__YOUR GOAL__
Your task is to repeat the entries word for word while leaving out the pictures.

━━ SUPPLIED MATERIAL

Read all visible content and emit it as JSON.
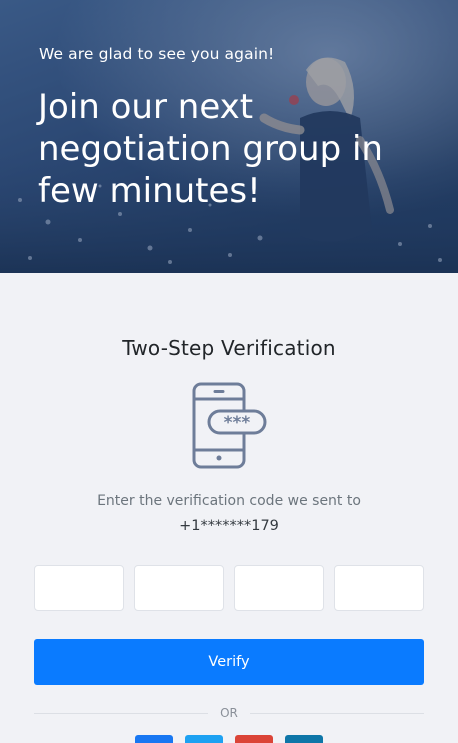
{
  "hero": {
    "subtitle": "We are glad to see you again!",
    "title": "Join our next negotiation group in few minutes!"
  },
  "verification": {
    "title": "Two-Step Verification",
    "icon": "phone-password-icon",
    "description": "Enter the verification code we sent to",
    "phone": "+1*******179",
    "code_inputs": [
      "",
      "",
      "",
      ""
    ],
    "verify_label": "Verify",
    "or_label": "OR"
  },
  "social": [
    {
      "name": "facebook",
      "color": "#1877f2"
    },
    {
      "name": "twitter",
      "color": "#1da1f2"
    },
    {
      "name": "google",
      "color": "#db4437"
    },
    {
      "name": "linkedin",
      "color": "#0e76a8"
    }
  ],
  "colors": {
    "accent": "#0a7bff",
    "background": "#f1f2f6",
    "icon": "#6e7d99"
  }
}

━━━━

__WRITTEN ANSWER__
Read all visible content and emit it as JSON.
{
  "hero": {
    "subtitle": "We are glad to see you again!",
    "title": "Join our next negotiation group in few minutes!"
  },
  "verification": {
    "title": "Two-Step Verification",
    "icon": "phone-password-icon",
    "description": "Enter the verification code we sent to",
    "phone": "+1*******179",
    "code_inputs": [
      "",
      "",
      "",
      ""
    ],
    "verify_label": "Verify",
    "or_label": "OR"
  },
  "social": [
    {
      "name": "facebook",
      "color": "#1877f2"
    },
    {
      "name": "twitter",
      "color": "#1da1f2"
    },
    {
      "name": "google",
      "color": "#db4437"
    },
    {
      "name": "linkedin",
      "color": "#0e76a8"
    }
  ],
  "colors": {
    "accent": "#0a7bff",
    "background": "#f1f2f6",
    "icon": "#6e7d99"
  }
}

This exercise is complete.